▶

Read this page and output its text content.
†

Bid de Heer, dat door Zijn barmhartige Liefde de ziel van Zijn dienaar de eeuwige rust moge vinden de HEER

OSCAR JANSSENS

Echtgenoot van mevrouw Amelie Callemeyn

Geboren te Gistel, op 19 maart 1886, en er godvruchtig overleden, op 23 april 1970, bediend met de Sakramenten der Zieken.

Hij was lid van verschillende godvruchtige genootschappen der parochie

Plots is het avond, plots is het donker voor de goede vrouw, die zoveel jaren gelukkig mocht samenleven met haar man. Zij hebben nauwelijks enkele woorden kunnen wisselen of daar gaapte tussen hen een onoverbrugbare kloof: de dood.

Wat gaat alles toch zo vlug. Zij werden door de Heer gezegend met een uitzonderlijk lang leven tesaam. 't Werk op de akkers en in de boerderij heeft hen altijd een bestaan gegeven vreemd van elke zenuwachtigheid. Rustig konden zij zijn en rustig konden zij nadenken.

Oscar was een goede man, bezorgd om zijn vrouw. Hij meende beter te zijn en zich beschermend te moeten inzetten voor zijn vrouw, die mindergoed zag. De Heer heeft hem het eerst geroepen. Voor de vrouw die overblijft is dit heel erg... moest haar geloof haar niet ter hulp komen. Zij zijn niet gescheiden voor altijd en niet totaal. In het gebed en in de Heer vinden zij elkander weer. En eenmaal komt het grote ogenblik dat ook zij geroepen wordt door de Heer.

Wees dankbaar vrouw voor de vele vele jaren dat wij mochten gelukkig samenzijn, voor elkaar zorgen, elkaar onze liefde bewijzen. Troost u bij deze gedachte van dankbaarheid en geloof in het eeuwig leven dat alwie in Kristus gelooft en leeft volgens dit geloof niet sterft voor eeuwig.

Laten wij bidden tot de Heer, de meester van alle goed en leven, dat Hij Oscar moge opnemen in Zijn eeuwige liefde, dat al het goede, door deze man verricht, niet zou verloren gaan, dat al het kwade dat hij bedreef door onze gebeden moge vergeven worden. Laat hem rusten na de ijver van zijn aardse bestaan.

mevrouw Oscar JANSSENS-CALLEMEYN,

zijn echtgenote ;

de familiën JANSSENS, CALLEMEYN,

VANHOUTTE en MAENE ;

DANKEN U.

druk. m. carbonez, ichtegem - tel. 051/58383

◀

● **Task directions**
List every line above containing the word "mevrouw".

● **Output below**
Echtgenoot van mevrouw Amelie Callemeyn
mevrouw Oscar JANSSENS-CALLEMEYN,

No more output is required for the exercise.